_Written task 1_: List every person and organization that the report on the North Korea sanctions names.

_Source passage_:
○ ○ ○ ○ ○ ○ ○
South Korea will soon announce its own tougher sanctions on North Korea, an official said Sunday, a move set to further heighten tensions as Seoul and Washington prepare to launch their largest joint military exercise.

The new measures — following Wednesday's decision by the UN Security Council to slap unprecedented sanctions on the North — will be announced this week, a Seoul government official said on condition of anonymity.

The Security Council announced its toughest sanctions yet to punish the North for its latest nuclear and missile tests in violation of UN resolutions.

The North responded within hours by test-firing rockets into the sea. Its leader Kim Jong-Un ordered the nation's nuclear arsenal to be readied for pre-emptive use at "any moment".

The Seoul official did not elaborate on the South's separate sanctions.

Yonhap news agency said they would include banning any ships that have previously docked in the North from South Korean ports.
○ ○ ○ ○ ○ ○ ○
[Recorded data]
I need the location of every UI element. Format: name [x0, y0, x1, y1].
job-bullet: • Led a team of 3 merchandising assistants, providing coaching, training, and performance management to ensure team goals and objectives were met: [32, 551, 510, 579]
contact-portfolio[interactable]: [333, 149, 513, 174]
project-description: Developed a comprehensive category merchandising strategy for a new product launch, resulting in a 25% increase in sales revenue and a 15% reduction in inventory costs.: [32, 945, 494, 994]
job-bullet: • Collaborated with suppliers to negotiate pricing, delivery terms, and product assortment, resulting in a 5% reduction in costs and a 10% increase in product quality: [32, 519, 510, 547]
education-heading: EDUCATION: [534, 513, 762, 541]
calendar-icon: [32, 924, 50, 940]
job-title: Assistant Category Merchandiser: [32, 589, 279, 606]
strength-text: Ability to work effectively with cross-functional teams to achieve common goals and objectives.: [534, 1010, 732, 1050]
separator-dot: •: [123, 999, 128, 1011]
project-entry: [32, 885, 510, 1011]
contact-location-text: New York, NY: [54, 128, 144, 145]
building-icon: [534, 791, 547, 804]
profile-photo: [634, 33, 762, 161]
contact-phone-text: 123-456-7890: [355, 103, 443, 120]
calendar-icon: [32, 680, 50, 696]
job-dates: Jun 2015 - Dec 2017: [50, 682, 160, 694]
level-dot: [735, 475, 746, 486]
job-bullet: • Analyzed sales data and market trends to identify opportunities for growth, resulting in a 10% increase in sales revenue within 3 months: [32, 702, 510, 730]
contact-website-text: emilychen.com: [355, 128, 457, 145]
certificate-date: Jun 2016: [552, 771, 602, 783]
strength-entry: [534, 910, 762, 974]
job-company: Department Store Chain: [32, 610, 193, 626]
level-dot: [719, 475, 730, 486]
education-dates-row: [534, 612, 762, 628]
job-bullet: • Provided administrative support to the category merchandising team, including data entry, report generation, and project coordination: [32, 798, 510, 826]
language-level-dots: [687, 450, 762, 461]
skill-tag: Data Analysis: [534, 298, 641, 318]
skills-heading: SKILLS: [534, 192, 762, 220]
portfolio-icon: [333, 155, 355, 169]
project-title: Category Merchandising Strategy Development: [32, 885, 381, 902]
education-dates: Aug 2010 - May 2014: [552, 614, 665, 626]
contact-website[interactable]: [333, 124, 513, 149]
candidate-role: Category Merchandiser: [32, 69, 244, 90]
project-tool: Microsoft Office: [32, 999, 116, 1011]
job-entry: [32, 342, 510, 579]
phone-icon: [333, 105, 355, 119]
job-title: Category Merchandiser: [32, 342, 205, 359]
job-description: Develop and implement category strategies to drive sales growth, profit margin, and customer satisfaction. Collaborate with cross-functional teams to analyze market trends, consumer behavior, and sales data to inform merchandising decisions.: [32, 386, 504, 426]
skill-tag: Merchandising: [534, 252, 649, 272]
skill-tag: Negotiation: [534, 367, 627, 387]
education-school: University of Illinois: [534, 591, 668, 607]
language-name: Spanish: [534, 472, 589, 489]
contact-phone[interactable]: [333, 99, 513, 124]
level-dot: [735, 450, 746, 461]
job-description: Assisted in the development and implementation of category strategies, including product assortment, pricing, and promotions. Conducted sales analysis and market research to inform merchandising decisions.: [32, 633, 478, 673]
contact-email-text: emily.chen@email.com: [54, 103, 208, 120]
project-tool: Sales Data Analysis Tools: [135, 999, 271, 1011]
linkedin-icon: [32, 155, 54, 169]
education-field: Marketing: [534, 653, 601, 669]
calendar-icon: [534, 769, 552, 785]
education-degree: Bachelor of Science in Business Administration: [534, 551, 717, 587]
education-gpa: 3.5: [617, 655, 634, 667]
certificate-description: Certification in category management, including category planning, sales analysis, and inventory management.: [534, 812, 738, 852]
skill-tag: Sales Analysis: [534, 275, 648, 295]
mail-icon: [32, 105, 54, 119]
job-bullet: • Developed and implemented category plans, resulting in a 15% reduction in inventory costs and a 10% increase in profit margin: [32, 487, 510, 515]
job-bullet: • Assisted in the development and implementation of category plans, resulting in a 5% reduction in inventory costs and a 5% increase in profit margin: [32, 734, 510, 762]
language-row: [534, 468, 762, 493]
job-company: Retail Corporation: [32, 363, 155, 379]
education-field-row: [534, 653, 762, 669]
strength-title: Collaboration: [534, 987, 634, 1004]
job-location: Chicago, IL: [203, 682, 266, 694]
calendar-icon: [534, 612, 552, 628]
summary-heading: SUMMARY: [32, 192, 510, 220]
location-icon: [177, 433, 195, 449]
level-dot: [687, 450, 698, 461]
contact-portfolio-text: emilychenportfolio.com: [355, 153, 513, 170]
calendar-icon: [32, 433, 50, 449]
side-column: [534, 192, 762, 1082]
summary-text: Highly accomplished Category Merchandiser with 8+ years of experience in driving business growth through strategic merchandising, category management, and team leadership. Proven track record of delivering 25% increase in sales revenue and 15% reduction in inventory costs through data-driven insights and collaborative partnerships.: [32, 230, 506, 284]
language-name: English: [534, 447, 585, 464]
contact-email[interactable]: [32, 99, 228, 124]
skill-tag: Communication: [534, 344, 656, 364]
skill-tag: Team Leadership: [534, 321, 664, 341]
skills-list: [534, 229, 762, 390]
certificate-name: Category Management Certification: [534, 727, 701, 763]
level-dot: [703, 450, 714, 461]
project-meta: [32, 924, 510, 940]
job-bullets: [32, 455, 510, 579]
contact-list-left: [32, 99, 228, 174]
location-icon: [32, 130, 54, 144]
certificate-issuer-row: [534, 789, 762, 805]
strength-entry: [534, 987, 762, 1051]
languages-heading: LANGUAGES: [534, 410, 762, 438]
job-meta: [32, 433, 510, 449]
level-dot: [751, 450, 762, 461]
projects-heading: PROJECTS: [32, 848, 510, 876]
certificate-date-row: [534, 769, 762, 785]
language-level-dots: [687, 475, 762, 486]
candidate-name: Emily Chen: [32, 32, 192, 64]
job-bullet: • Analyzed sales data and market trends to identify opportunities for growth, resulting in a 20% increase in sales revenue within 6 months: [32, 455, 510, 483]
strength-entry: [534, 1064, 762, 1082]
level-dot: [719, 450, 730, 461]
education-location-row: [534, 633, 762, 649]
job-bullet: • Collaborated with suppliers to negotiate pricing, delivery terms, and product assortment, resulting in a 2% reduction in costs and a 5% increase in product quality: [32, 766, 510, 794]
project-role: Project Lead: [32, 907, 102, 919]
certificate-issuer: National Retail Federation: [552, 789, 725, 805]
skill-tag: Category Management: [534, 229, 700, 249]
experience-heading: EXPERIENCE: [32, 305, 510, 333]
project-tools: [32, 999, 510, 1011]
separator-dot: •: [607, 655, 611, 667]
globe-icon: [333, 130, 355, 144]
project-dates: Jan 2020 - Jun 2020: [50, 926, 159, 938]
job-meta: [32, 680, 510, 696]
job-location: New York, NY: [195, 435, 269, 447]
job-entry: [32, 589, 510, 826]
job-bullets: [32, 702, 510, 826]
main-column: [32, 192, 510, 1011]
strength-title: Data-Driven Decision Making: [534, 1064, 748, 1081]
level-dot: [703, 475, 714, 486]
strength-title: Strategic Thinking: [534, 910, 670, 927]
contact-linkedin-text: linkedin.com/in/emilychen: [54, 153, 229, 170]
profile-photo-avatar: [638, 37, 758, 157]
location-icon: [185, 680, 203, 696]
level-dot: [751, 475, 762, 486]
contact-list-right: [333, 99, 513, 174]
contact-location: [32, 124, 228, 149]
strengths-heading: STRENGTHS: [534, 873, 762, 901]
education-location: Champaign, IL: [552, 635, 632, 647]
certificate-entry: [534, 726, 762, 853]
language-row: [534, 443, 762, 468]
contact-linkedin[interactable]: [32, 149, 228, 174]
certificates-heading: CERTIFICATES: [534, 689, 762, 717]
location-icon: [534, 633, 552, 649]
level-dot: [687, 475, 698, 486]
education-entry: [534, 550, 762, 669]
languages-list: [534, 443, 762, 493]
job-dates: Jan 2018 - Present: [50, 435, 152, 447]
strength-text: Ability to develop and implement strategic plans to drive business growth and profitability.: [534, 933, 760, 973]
○ ○ ○ ○ ○ ○ ○
_Written task 2_: Write out the rows of the recorded data unchanged, everything from the first row down to the row containing "contact-website[interactable]: [333, 124, 513, 149]", both ends included.

_Exercise answer 1_:
UN Security Council
Kim Jong-Un
Yonhap news agency

_Exercise answer 2_:
I need the location of every UI element. Format: name [x0, y0, x1, y1].
job-bullet: • Led a team of 3 merchandising assistants, providing coaching, training, and performance management to ensure team goals and objectives were met: [32, 551, 510, 579]
contact-portfolio[interactable]: [333, 149, 513, 174]
project-description: Developed a comprehensive category merchandising strategy for a new product launch, resulting in a 25% increase in sales revenue and a 15% reduction in inventory costs.: [32, 945, 494, 994]
job-bullet: • Collaborated with suppliers to negotiate pricing, delivery terms, and product assortment, resulting in a 5% reduction in costs and a 10% increase in product quality: [32, 519, 510, 547]
education-heading: EDUCATION: [534, 513, 762, 541]
calendar-icon: [32, 924, 50, 940]
job-title: Assistant Category Merchandiser: [32, 589, 279, 606]
strength-text: Ability to work effectively with cross-functional teams to achieve common goals and objectives.: [534, 1010, 732, 1050]
separator-dot: •: [123, 999, 128, 1011]
project-entry: [32, 885, 510, 1011]
contact-location-text: New York, NY: [54, 128, 144, 145]
building-icon: [534, 791, 547, 804]
profile-photo: [634, 33, 762, 161]
contact-phone-text: 123-456-7890: [355, 103, 443, 120]
calendar-icon: [32, 680, 50, 696]
job-dates: Jun 2015 - Dec 2017: [50, 682, 160, 694]
level-dot: [735, 475, 746, 486]
job-bullet: • Analyzed sales data and market trends to identify opportunities for growth, resulting in a 10% increase in sales revenue within 3 months: [32, 702, 510, 730]
contact-website-text: emilychen.com: [355, 128, 457, 145]
certificate-date: Jun 2016: [552, 771, 602, 783]
strength-entry: [534, 910, 762, 974]
job-company: Department Store Chain: [32, 610, 193, 626]
level-dot: [719, 475, 730, 486]
education-dates-row: [534, 612, 762, 628]
job-bullet: • Provided administrative support to the category merchandising team, including data entry, report generation, and project coordination: [32, 798, 510, 826]
language-level-dots: [687, 450, 762, 461]
skill-tag: Data Analysis: [534, 298, 641, 318]
skills-heading: SKILLS: [534, 192, 762, 220]
portfolio-icon: [333, 155, 355, 169]
project-title: Category Merchandising Strategy Development: [32, 885, 381, 902]
education-dates: Aug 2010 - May 2014: [552, 614, 665, 626]
contact-website[interactable]: [333, 124, 513, 149]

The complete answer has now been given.